Each line that holds the word "irresponsible" counts once; give the total number of such lines and nothing else.

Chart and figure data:

╭──

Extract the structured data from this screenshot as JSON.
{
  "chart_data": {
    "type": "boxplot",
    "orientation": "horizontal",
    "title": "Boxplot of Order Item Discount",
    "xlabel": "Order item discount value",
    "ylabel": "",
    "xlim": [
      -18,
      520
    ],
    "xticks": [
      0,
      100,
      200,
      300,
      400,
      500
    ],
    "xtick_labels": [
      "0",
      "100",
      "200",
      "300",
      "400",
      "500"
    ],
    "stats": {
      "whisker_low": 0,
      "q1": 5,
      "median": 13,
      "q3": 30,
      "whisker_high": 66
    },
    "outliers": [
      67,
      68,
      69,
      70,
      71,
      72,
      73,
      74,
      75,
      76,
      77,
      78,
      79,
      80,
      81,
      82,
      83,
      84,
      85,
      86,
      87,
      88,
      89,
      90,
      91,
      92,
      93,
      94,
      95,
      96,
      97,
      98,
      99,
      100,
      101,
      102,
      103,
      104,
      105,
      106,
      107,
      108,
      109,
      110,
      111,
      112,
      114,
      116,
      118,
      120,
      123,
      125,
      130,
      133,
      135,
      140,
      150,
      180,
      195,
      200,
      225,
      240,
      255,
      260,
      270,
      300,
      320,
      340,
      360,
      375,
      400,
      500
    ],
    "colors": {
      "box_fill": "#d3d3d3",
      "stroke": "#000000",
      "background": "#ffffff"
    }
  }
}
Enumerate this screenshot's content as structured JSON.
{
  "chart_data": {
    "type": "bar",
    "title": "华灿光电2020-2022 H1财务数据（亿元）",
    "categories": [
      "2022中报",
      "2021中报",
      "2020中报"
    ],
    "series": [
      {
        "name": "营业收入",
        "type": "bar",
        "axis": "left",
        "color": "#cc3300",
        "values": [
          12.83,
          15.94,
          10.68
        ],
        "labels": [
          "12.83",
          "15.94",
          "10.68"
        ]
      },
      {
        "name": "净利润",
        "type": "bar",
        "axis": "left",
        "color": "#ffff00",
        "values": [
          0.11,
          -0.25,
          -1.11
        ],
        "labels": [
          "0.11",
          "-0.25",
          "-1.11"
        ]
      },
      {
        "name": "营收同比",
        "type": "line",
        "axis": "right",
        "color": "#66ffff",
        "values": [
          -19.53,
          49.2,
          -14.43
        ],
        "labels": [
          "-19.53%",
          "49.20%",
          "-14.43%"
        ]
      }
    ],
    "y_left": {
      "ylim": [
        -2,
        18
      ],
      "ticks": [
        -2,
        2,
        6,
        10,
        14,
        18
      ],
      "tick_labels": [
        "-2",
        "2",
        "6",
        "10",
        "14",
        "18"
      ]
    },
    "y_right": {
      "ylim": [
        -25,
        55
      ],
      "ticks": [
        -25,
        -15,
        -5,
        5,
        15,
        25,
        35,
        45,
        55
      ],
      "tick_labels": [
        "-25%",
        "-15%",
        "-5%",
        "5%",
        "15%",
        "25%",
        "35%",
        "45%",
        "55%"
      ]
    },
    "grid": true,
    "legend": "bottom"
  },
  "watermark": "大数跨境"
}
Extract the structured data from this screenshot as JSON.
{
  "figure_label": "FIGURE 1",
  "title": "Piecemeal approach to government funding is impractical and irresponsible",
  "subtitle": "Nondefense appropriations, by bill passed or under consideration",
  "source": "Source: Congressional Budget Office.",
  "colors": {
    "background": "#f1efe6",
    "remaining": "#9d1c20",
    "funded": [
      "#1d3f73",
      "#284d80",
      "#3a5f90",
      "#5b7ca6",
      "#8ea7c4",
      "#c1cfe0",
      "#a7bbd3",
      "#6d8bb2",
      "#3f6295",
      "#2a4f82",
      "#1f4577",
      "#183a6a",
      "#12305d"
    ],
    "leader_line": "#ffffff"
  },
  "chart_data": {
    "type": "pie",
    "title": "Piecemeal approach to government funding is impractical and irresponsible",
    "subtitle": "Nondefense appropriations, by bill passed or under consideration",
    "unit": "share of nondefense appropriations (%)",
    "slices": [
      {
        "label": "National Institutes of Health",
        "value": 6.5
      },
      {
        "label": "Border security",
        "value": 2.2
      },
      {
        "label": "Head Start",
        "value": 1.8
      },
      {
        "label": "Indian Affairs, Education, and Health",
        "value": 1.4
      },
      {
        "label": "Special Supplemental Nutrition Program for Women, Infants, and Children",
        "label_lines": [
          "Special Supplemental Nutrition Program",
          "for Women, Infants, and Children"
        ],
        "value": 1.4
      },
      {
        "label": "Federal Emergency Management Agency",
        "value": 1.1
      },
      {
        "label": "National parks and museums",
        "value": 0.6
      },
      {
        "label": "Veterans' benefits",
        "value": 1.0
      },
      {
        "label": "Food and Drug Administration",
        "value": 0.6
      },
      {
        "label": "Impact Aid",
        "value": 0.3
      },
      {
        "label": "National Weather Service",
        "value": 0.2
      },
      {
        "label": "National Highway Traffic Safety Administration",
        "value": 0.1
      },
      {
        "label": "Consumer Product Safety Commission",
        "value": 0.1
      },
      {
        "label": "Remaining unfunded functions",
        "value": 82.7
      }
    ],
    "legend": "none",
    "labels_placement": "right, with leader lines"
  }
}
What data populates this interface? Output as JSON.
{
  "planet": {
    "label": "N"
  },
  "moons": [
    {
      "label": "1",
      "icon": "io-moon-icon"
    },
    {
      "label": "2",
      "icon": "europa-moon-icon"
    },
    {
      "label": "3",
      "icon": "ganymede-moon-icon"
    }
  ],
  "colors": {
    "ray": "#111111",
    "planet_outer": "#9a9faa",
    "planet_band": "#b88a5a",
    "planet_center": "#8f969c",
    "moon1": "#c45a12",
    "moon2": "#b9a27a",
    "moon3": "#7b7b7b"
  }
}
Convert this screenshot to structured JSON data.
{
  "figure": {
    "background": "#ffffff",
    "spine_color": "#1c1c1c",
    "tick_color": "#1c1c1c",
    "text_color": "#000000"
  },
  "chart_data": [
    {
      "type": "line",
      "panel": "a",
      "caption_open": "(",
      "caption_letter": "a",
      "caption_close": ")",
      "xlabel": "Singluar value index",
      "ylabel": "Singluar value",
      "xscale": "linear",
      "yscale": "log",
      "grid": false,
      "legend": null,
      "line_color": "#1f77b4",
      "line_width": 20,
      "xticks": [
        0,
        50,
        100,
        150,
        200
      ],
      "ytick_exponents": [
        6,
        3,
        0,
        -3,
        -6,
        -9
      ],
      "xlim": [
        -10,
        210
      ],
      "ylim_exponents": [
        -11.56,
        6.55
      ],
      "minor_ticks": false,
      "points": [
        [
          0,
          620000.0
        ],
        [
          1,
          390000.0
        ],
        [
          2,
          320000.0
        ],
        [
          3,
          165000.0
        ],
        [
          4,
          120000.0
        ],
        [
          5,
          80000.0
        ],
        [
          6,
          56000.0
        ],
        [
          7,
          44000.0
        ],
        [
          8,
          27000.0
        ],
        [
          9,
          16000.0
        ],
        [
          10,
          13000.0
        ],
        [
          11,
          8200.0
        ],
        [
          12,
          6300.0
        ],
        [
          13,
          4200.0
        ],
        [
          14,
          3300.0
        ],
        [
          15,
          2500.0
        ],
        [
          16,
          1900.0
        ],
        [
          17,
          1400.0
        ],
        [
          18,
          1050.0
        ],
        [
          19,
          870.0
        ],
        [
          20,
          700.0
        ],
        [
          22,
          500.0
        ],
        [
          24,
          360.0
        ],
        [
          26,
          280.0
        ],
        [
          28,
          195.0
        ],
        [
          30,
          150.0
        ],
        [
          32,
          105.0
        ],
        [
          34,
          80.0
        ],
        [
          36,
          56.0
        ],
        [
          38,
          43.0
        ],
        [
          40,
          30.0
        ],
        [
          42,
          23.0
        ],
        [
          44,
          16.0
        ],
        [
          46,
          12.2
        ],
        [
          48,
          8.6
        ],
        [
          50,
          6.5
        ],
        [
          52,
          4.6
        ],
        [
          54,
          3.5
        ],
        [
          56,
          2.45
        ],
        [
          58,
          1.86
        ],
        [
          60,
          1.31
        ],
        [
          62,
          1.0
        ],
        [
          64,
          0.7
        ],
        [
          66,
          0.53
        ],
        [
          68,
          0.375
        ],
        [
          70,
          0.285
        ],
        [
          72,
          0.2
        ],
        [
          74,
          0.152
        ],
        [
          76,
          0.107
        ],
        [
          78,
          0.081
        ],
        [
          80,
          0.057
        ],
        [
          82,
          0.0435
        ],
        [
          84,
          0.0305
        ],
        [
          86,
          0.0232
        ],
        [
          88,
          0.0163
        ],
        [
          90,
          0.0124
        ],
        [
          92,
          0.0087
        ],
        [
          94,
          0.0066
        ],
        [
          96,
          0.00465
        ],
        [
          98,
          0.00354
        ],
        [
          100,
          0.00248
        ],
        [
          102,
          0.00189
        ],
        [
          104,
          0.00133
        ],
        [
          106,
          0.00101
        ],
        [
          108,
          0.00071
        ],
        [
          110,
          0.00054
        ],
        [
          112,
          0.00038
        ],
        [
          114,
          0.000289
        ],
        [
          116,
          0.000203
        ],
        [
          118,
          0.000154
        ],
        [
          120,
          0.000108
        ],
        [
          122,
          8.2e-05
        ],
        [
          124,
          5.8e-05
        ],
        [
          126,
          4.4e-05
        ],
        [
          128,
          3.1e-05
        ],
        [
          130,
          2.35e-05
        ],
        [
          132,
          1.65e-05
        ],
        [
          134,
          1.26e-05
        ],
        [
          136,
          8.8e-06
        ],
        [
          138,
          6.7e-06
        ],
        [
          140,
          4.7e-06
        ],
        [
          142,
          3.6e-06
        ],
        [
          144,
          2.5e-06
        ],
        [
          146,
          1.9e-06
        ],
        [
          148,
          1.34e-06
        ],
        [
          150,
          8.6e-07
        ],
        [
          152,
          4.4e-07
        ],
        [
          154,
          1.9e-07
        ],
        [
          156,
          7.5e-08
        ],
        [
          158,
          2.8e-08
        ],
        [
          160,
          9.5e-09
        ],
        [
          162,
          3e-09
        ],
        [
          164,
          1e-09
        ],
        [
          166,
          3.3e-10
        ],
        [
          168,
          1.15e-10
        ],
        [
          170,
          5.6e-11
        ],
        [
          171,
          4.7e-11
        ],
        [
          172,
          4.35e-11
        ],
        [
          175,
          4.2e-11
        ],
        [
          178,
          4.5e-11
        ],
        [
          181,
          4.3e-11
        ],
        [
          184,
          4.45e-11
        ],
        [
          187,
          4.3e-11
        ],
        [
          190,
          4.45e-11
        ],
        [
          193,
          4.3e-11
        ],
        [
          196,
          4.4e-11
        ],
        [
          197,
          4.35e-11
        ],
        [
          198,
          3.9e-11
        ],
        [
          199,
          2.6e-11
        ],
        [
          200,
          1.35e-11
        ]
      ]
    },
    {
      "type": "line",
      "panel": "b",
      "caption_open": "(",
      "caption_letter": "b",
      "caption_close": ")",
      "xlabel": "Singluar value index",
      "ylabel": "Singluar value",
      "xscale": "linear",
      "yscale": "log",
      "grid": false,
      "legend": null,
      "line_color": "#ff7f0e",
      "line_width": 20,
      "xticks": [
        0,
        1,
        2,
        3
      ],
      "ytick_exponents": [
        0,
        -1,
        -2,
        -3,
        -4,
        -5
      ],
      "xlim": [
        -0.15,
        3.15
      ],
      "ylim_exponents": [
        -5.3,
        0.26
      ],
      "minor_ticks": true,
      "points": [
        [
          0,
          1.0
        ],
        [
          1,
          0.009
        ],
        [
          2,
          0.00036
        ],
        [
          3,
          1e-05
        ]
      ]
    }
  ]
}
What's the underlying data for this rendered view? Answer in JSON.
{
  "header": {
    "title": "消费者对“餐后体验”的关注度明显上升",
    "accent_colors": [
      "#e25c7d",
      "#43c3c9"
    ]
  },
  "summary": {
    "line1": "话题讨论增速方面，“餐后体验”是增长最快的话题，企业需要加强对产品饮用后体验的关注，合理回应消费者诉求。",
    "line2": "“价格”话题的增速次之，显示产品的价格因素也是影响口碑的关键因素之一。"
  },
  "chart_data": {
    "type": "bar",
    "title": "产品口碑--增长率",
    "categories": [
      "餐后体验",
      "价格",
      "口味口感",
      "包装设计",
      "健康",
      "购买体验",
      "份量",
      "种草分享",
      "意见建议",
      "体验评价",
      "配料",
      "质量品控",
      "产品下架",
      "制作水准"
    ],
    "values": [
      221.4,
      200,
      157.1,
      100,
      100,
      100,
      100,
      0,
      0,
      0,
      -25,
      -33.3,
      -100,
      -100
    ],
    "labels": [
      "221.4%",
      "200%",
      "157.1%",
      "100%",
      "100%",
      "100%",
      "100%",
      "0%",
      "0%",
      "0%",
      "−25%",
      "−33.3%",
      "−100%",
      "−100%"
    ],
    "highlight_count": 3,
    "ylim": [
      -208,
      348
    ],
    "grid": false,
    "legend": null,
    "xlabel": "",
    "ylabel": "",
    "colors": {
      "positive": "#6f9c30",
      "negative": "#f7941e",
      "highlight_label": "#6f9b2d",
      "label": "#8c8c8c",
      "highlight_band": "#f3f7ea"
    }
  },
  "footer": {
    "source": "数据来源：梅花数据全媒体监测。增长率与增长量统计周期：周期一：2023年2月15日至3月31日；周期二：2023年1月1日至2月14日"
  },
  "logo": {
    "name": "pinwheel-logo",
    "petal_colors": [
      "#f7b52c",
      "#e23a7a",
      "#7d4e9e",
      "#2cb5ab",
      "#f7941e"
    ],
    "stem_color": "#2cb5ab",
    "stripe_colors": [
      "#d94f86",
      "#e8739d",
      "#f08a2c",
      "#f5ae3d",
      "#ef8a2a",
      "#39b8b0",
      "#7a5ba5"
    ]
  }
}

╰──

**ANSWER BELOW**
2